GIVEN ENTRIES -
-- -- --
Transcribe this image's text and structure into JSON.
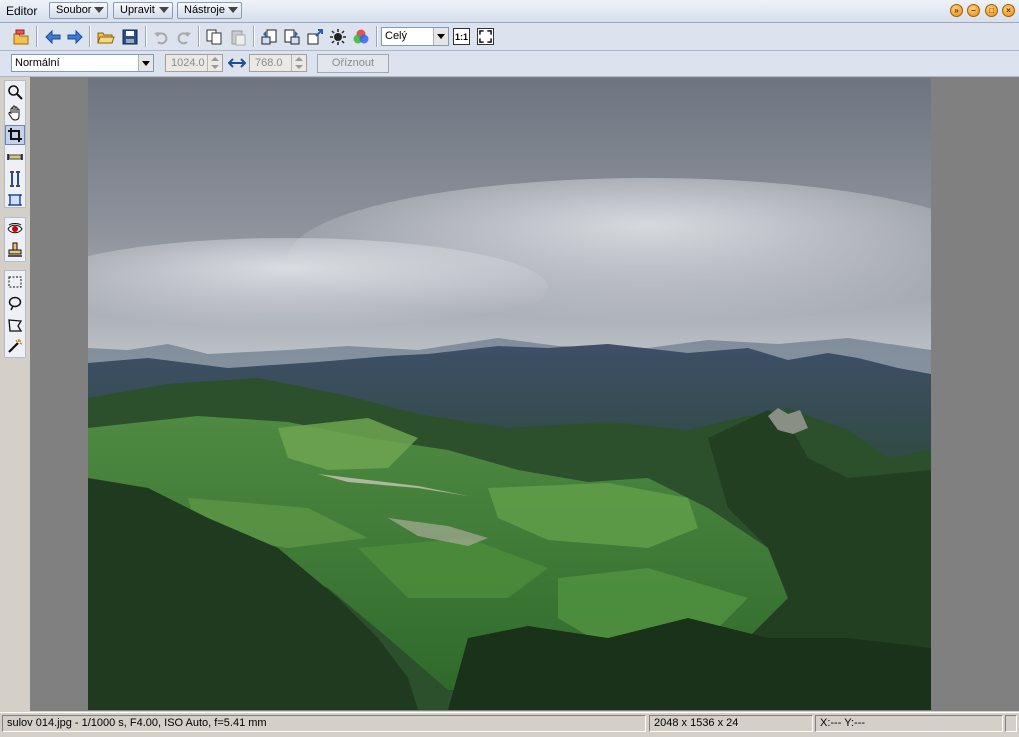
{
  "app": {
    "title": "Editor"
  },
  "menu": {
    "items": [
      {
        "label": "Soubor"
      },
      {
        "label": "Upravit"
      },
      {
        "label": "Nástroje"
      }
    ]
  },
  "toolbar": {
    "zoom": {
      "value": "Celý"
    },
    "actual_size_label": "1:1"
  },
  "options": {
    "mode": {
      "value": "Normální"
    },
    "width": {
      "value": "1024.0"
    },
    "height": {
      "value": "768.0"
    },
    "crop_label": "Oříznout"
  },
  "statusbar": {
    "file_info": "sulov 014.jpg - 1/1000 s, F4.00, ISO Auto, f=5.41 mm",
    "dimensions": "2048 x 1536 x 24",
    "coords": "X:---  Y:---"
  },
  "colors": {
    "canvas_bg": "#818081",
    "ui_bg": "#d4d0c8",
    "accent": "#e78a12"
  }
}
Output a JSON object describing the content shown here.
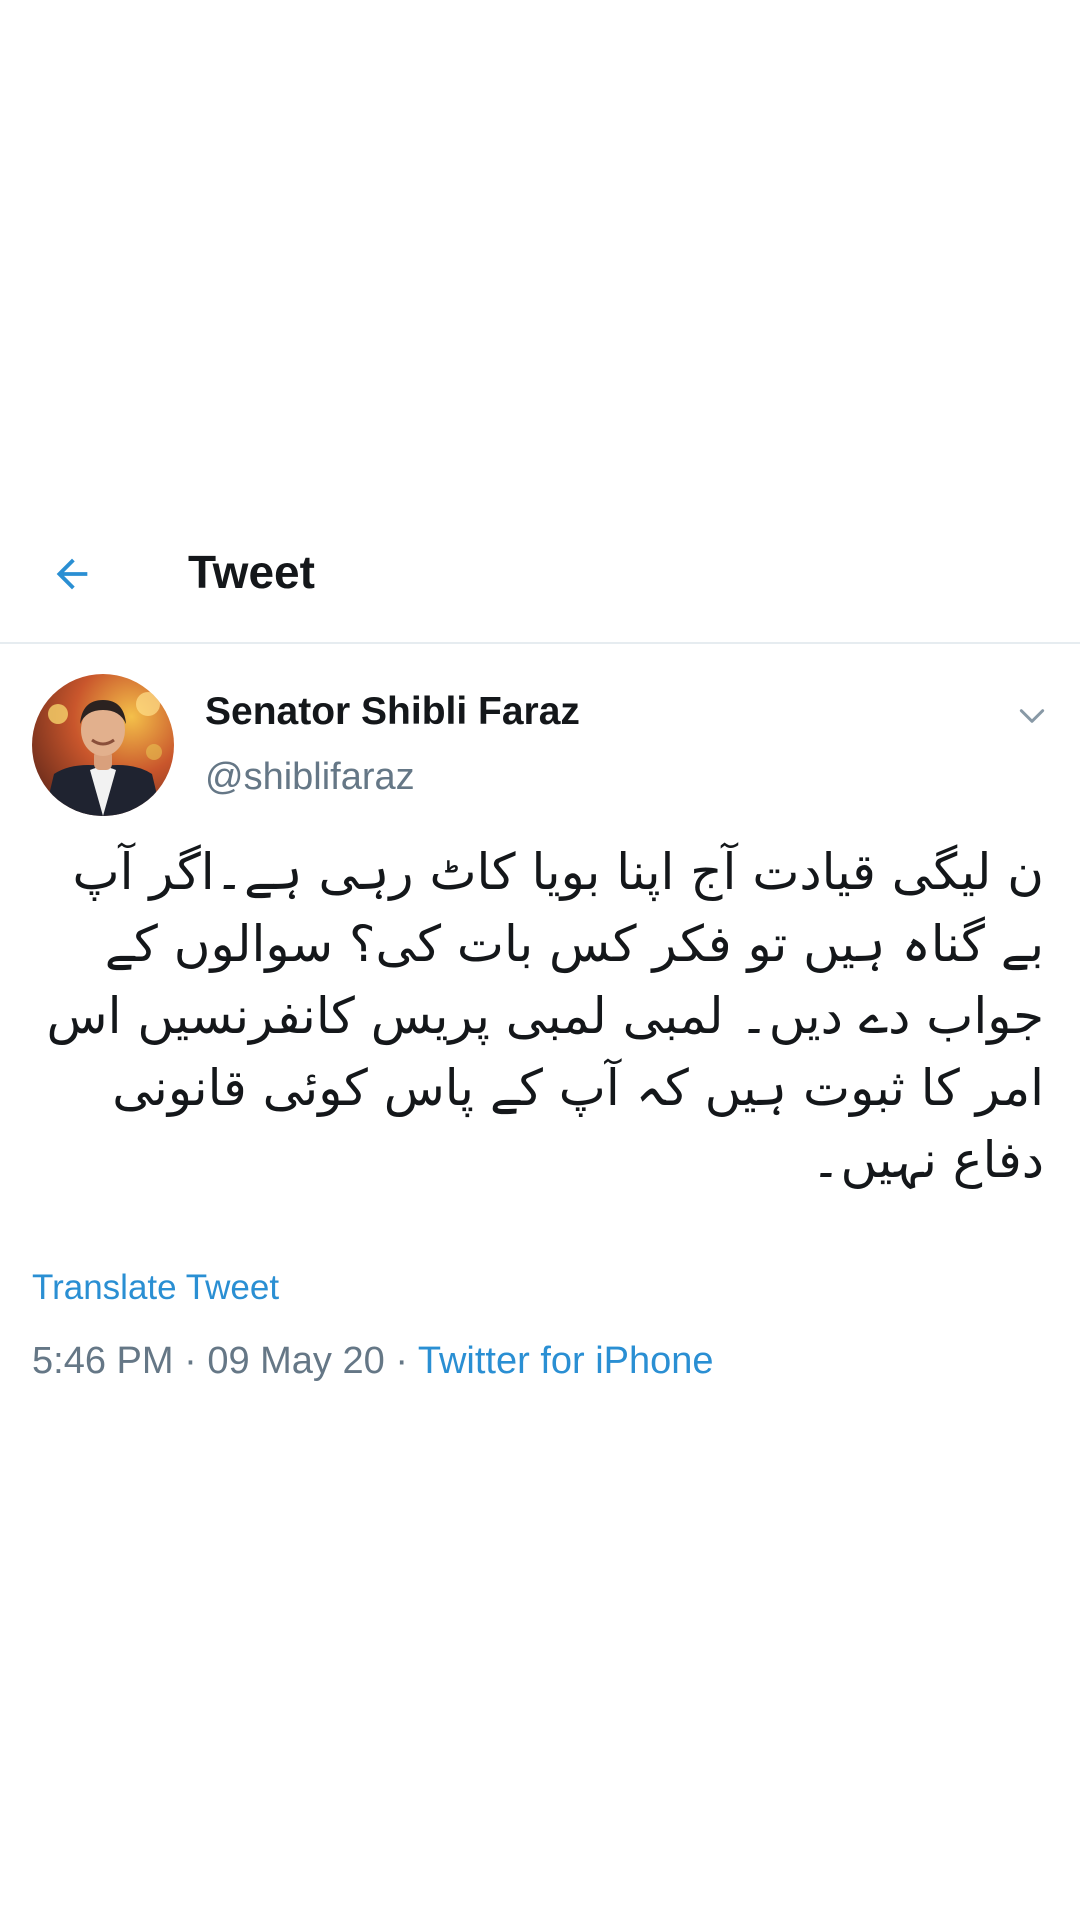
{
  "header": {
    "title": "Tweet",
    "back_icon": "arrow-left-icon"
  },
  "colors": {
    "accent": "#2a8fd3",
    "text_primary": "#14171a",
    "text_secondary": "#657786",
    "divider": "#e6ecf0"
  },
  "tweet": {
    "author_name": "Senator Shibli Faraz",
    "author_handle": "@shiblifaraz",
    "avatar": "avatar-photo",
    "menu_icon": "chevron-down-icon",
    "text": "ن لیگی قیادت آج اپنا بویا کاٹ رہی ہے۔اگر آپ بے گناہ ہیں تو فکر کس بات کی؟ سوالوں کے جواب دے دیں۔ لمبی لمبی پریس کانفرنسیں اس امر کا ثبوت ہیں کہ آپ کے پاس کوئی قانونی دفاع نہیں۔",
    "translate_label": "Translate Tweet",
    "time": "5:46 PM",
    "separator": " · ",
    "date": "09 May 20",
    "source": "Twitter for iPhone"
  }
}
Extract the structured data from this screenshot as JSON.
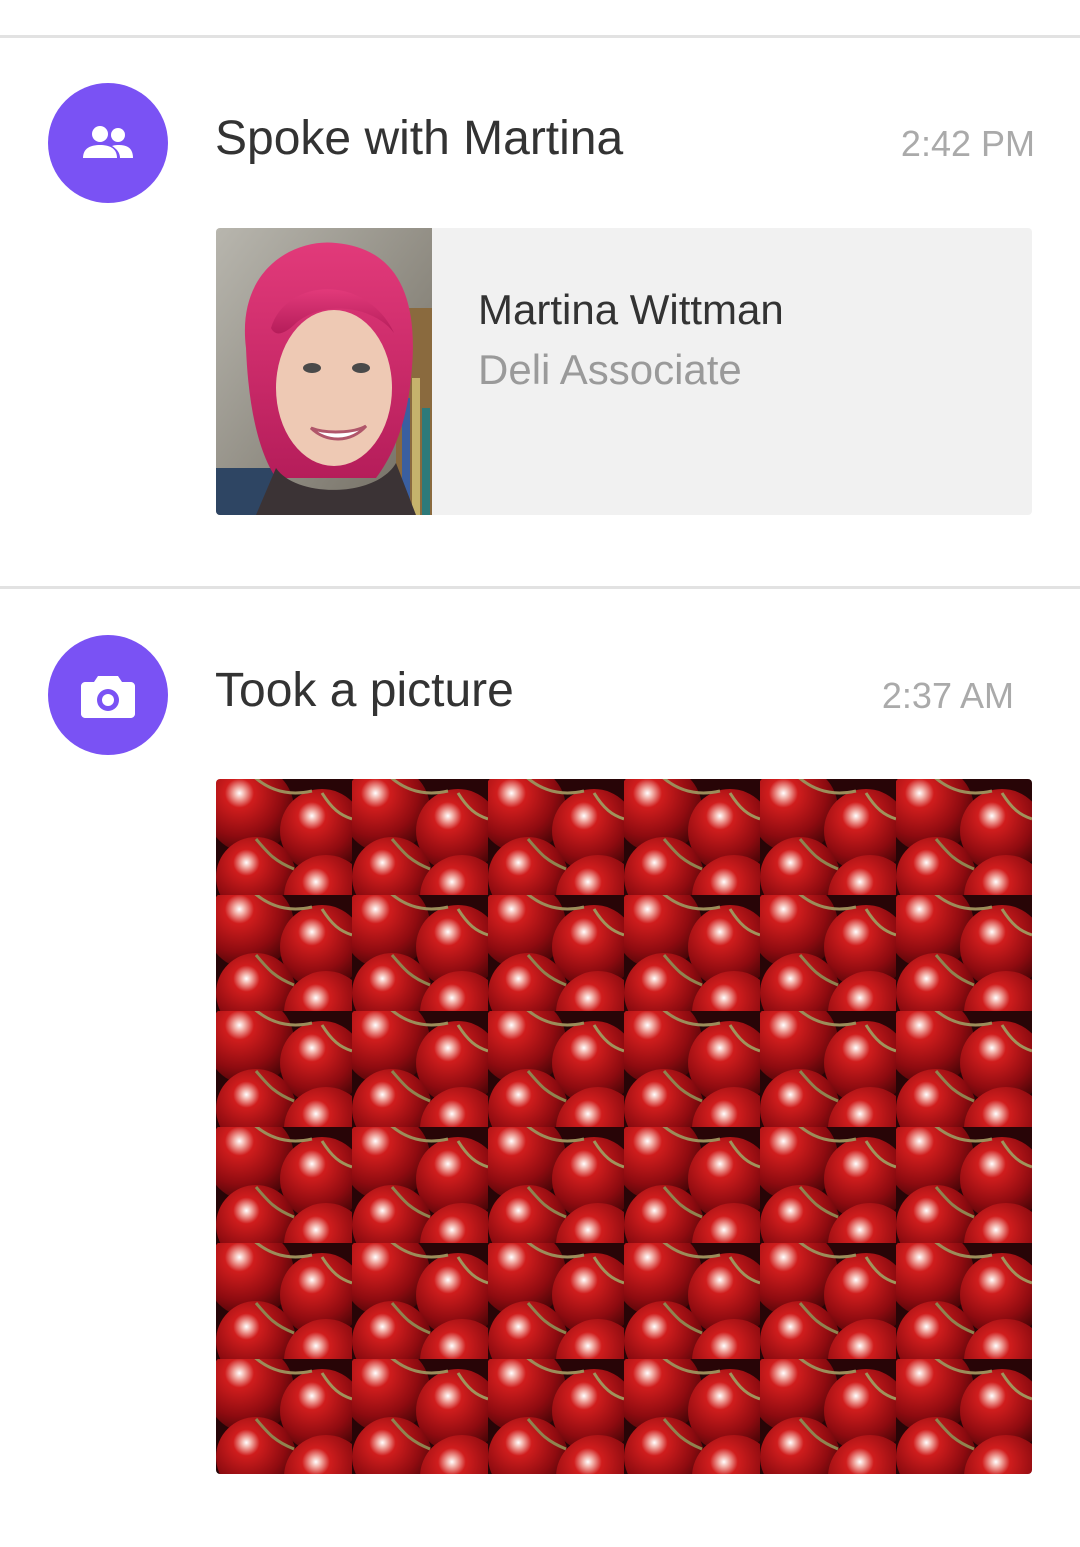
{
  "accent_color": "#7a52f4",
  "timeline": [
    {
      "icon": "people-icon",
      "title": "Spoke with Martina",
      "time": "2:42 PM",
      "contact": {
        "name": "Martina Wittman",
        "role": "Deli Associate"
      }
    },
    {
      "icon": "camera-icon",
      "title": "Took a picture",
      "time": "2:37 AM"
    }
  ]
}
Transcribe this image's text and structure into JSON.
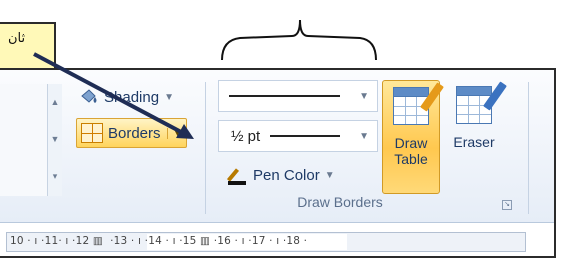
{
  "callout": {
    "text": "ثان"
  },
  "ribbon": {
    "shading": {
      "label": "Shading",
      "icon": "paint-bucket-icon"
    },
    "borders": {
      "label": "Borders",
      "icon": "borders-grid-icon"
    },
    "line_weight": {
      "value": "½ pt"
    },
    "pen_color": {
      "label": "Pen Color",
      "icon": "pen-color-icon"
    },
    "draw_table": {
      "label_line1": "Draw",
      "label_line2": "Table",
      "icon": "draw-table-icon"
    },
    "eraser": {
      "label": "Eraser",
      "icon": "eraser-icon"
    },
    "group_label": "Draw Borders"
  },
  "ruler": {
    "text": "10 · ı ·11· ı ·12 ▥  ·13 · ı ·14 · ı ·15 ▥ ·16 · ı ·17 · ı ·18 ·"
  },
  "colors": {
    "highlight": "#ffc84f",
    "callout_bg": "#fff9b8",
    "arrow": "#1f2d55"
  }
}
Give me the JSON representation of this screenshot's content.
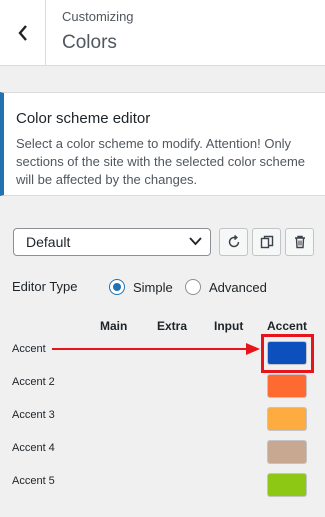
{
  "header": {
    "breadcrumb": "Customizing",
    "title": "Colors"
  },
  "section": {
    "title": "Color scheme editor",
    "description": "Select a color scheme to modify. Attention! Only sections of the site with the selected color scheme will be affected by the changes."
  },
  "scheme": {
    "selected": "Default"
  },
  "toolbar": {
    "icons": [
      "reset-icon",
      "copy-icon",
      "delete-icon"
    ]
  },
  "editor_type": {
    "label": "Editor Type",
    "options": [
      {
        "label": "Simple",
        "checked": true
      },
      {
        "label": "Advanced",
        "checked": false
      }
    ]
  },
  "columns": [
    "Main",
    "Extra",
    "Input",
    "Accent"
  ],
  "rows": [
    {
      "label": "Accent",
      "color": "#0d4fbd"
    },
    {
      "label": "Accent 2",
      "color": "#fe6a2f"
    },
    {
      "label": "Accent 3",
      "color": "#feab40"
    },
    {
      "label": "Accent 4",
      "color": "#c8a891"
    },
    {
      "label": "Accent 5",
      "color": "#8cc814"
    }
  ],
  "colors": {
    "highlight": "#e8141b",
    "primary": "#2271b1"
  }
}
-- -- --
Transcribe all of the records above character for character. Exclude the pictures.

THE REPLY -
Transcribe this image's text and structure into JSON.
{
  "app": {
    "title": "Editor"
  },
  "menu": {
    "items": [
      {
        "label": "Soubor"
      },
      {
        "label": "Upravit"
      },
      {
        "label": "Nástroje"
      }
    ]
  },
  "toolbar": {
    "zoom": {
      "value": "Celý"
    },
    "actual_size_label": "1:1"
  },
  "options": {
    "mode": {
      "value": "Normální"
    },
    "width": {
      "value": "1024.0"
    },
    "height": {
      "value": "768.0"
    },
    "crop_label": "Oříznout"
  },
  "statusbar": {
    "file_info": "sulov 014.jpg - 1/1000 s, F4.00, ISO Auto, f=5.41 mm",
    "dimensions": "2048 x 1536 x 24",
    "coords": "X:---  Y:---"
  },
  "colors": {
    "canvas_bg": "#818081",
    "ui_bg": "#d4d0c8",
    "accent": "#e78a12"
  }
}
Output a JSON object describing the content shown here.
{
  "header": {
    "title": "Tweet",
    "back_icon": "arrow-left-icon"
  },
  "colors": {
    "accent": "#2a8fd3",
    "text_primary": "#14171a",
    "text_secondary": "#657786",
    "divider": "#e6ecf0"
  },
  "tweet": {
    "author_name": "Senator Shibli Faraz",
    "author_handle": "@shiblifaraz",
    "avatar": "avatar-photo",
    "menu_icon": "chevron-down-icon",
    "text": "ن لیگی قیادت آج اپنا بویا کاٹ رہی ہے۔اگر آپ بے گناہ ہیں تو فکر کس بات کی؟ سوالوں کے جواب دے دیں۔ لمبی لمبی پریس کانفرنسیں اس امر کا ثبوت ہیں کہ آپ کے پاس کوئی قانونی دفاع نہیں۔",
    "translate_label": "Translate Tweet",
    "time": "5:46 PM",
    "separator": " · ",
    "date": "09 May 20",
    "source": "Twitter for iPhone"
  }
}
Extract the structured data from this screenshot as JSON.
{
  "accent_color": "#7a52f4",
  "timeline": [
    {
      "icon": "people-icon",
      "title": "Spoke with Martina",
      "time": "2:42 PM",
      "contact": {
        "name": "Martina Wittman",
        "role": "Deli Associate"
      }
    },
    {
      "icon": "camera-icon",
      "title": "Took a picture",
      "time": "2:37 AM"
    }
  ]
}
Transcribe this image's text and structure into JSON.
{
  "callout": {
    "text": "ثان"
  },
  "ribbon": {
    "shading": {
      "label": "Shading",
      "icon": "paint-bucket-icon"
    },
    "borders": {
      "label": "Borders",
      "icon": "borders-grid-icon"
    },
    "line_weight": {
      "value": "½ pt"
    },
    "pen_color": {
      "label": "Pen Color",
      "icon": "pen-color-icon"
    },
    "draw_table": {
      "label_line1": "Draw",
      "label_line2": "Table",
      "icon": "draw-table-icon"
    },
    "eraser": {
      "label": "Eraser",
      "icon": "eraser-icon"
    },
    "group_label": "Draw Borders"
  },
  "ruler": {
    "text": "10 · ı ·11· ı ·12 ▥  ·13 · ı ·14 · ı ·15 ▥ ·16 · ı ·17 · ı ·18 ·"
  },
  "colors": {
    "highlight": "#ffc84f",
    "callout_bg": "#fff9b8",
    "arrow": "#1f2d55"
  }
}
Give me the JSON representation of this screenshot's content.
{
  "header": {
    "breadcrumb": "Customizing",
    "title": "Colors"
  },
  "section": {
    "title": "Color scheme editor",
    "description": "Select a color scheme to modify. Attention! Only sections of the site with the selected color scheme will be affected by the changes."
  },
  "scheme": {
    "selected": "Default"
  },
  "toolbar": {
    "icons": [
      "reset-icon",
      "copy-icon",
      "delete-icon"
    ]
  },
  "editor_type": {
    "label": "Editor Type",
    "options": [
      {
        "label": "Simple",
        "checked": true
      },
      {
        "label": "Advanced",
        "checked": false
      }
    ]
  },
  "columns": [
    "Main",
    "Extra",
    "Input",
    "Accent"
  ],
  "rows": [
    {
      "label": "Accent",
      "color": "#0d4fbd"
    },
    {
      "label": "Accent 2",
      "color": "#fe6a2f"
    },
    {
      "label": "Accent 3",
      "color": "#feab40"
    },
    {
      "label": "Accent 4",
      "color": "#c8a891"
    },
    {
      "label": "Accent 5",
      "color": "#8cc814"
    }
  ],
  "colors": {
    "highlight": "#e8141b",
    "primary": "#2271b1"
  }
}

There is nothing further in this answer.